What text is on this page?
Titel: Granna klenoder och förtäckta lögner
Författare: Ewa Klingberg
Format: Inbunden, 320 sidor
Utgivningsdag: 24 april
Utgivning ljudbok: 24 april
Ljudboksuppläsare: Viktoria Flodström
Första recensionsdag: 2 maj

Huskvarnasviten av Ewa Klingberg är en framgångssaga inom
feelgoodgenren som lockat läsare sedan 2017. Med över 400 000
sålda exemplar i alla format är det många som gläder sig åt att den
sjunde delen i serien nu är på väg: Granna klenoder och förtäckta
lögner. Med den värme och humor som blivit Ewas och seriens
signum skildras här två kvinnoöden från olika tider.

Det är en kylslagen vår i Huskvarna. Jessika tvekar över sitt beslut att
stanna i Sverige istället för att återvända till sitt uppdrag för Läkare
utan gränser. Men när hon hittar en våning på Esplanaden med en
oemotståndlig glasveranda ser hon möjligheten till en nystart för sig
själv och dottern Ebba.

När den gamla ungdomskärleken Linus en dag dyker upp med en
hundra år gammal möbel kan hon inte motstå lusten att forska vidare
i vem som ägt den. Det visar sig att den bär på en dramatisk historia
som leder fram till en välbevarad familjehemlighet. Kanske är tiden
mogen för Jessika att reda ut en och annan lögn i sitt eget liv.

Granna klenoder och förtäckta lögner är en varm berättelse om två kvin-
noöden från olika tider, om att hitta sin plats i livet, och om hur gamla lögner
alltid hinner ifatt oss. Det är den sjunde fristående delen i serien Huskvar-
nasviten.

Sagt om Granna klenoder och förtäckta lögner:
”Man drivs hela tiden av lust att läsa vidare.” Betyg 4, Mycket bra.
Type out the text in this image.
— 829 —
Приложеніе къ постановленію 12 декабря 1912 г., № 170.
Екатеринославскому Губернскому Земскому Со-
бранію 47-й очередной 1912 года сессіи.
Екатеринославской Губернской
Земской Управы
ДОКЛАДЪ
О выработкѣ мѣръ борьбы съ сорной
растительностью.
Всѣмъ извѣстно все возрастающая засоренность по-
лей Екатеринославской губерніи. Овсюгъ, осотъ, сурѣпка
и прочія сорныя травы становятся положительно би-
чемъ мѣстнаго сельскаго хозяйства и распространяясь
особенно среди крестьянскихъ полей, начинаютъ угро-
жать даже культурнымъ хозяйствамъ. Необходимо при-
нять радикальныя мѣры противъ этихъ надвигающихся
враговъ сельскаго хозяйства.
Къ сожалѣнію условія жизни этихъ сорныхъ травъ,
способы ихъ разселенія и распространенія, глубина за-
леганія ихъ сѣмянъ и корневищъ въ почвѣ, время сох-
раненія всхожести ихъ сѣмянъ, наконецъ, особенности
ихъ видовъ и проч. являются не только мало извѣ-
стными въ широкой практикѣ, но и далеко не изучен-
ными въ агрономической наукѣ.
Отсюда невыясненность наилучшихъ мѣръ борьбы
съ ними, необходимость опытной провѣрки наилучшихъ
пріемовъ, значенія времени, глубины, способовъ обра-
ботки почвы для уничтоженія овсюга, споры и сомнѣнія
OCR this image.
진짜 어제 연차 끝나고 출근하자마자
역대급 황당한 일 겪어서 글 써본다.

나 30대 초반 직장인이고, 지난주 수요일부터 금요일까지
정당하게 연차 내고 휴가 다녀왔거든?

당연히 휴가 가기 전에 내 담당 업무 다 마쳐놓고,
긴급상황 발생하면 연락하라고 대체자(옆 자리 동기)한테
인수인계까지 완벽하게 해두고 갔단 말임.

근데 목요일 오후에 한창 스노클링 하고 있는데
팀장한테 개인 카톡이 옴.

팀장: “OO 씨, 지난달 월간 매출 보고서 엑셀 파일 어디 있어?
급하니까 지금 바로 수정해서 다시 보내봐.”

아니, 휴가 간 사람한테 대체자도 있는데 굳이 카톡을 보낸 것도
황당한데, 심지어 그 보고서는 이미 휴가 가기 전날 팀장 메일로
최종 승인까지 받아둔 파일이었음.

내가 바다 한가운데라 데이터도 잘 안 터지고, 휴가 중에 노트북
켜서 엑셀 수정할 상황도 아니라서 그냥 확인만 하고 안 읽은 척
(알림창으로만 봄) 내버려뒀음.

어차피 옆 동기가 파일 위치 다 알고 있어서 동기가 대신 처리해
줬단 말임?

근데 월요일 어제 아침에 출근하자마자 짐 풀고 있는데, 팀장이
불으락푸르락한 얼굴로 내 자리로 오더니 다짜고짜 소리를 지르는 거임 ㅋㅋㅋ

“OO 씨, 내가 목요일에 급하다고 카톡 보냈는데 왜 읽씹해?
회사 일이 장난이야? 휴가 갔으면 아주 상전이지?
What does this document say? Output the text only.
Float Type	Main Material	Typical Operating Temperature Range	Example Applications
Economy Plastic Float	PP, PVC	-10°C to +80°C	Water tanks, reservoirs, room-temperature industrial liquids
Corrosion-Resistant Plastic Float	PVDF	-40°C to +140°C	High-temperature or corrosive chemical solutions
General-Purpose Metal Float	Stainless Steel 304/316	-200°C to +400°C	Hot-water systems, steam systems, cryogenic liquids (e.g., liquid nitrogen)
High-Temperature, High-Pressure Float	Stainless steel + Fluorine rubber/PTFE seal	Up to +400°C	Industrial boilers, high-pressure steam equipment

###

Please give back all of the records exactly as written.

What text is on this page?
Titel: Granna klenoder och förtäckta lögner
Författare: Ewa Klingberg
Format: Inbunden, 320 sidor
Utgivningsdag: 24 april
Utgivning ljudbok: 24 april
Ljudboksuppläsare: Viktoria Flodström
Första recensionsdag: 2 maj

Huskvarnasviten av Ewa Klingberg är en framgångssaga inom
feelgoodgenren som lockat läsare sedan 2017. Med över 400 000
sålda exemplar i alla format är det många som gläder sig åt att den
sjunde delen i serien nu är på väg: Granna klenoder och förtäckta
lögner. Med den värme och humor som blivit Ewas och seriens
signum skildras här två kvinnoöden från olika tider.

Det är en kylslagen vår i Huskvarna. Jessika tvekar över sitt beslut att
stanna i Sverige istället för att återvända till sitt uppdrag för Läkare
utan gränser. Men när hon hittar en våning på Esplanaden med en
oemotståndlig glasveranda ser hon möjligheten till en nystart för sig
själv och dottern Ebba.

När den gamla ungdomskärleken Linus en dag dyker upp med en
hundra år gammal möbel kan hon inte motstå lusten att forska vidare
i vem som ägt den. Det visar sig att den bär på en dramatisk historia
som leder fram till en välbevarad familjehemlighet. Kanske är tiden
mogen för Jessika att reda ut en och annan lögn i sitt eget liv.

Granna klenoder och förtäckta lögner är en varm berättelse om två kvin-
noöden från olika tider, om att hitta sin plats i livet, och om hur gamla lögner
alltid hinner ifatt oss. Det är den sjunde fristående delen i serien Huskvar-
nasviten.

Sagt om Granna klenoder och förtäckta lögner:
”Man drivs hela tiden av lust att läsa vidare.” Betyg 4, Mycket bra.
Type out the text in this image.
— 829 —
Приложеніе къ постановленію 12 декабря 1912 г., № 170.
Екатеринославскому Губернскому Земскому Со-
бранію 47-й очередной 1912 года сессіи.
Екатеринославской Губернской
Земской Управы
ДОКЛАДЪ
О выработкѣ мѣръ борьбы съ сорной
растительностью.
Всѣмъ извѣстно все возрастающая засоренность по-
лей Екатеринославской губерніи. Овсюгъ, осотъ, сурѣпка
и прочія сорныя травы становятся положительно би-
чемъ мѣстнаго сельскаго хозяйства и распространяясь
особенно среди крестьянскихъ полей, начинаютъ угро-
жать даже культурнымъ хозяйствамъ. Необходимо при-
нять радикальныя мѣры противъ этихъ надвигающихся
враговъ сельскаго хозяйства.
Къ сожалѣнію условія жизни этихъ сорныхъ травъ,
способы ихъ разселенія и распространенія, глубина за-
леганія ихъ сѣмянъ и корневищъ въ почвѣ, время сох-
раненія всхожести ихъ сѣмянъ, наконецъ, особенности
ихъ видовъ и проч. являются не только мало извѣ-
стными въ широкой практикѣ, но и далеко не изучен-
ными въ агрономической наукѣ.
Отсюда невыясненность наилучшихъ мѣръ борьбы
съ ними, необходимость опытной провѣрки наилучшихъ
пріемовъ, значенія времени, глубины, способовъ обра-
ботки почвы для уничтоженія овсюга, споры и сомнѣнія
OCR this image.
진짜 어제 연차 끝나고 출근하자마자
역대급 황당한 일 겪어서 글 써본다.

나 30대 초반 직장인이고, 지난주 수요일부터 금요일까지
정당하게 연차 내고 휴가 다녀왔거든?

당연히 휴가 가기 전에 내 담당 업무 다 마쳐놓고,
긴급상황 발생하면 연락하라고 대체자(옆 자리 동기)한테
인수인계까지 완벽하게 해두고 갔단 말임.

근데 목요일 오후에 한창 스노클링 하고 있는데
팀장한테 개인 카톡이 옴.

팀장: “OO 씨, 지난달 월간 매출 보고서 엑셀 파일 어디 있어?
급하니까 지금 바로 수정해서 다시 보내봐.”

아니, 휴가 간 사람한테 대체자도 있는데 굳이 카톡을 보낸 것도
황당한데, 심지어 그 보고서는 이미 휴가 가기 전날 팀장 메일로
최종 승인까지 받아둔 파일이었음.

내가 바다 한가운데라 데이터도 잘 안 터지고, 휴가 중에 노트북
켜서 엑셀 수정할 상황도 아니라서 그냥 확인만 하고 안 읽은 척
(알림창으로만 봄) 내버려뒀음.

어차피 옆 동기가 파일 위치 다 알고 있어서 동기가 대신 처리해
줬단 말임?

근데 월요일 어제 아침에 출근하자마자 짐 풀고 있는데, 팀장이
불으락푸르락한 얼굴로 내 자리로 오더니 다짜고짜 소리를 지르는 거임 ㅋㅋㅋ

“OO 씨, 내가 목요일에 급하다고 카톡 보냈는데 왜 읽씹해?
회사 일이 장난이야? 휴가 갔으면 아주 상전이지?
What does this document say? Output the text only.
Float Type	Main Material	Typical Operating Temperature Range	Example Applications
Economy Plastic Float	PP, PVC	-10°C to +80°C	Water tanks, reservoirs, room-temperature industrial liquids
Corrosion-Resistant Plastic Float	PVDF	-40°C to +140°C	High-temperature or corrosive chemical solutions
General-Purpose Metal Float	Stainless Steel 304/316	-200°C to +400°C	Hot-water systems, steam systems, cryogenic liquids (e.g., liquid nitrogen)
High-Temperature, High-Pressure Float	Stainless steel + Fluorine rubber/PTFE seal	Up to +400°C	Industrial boilers, high-pressure steam equipment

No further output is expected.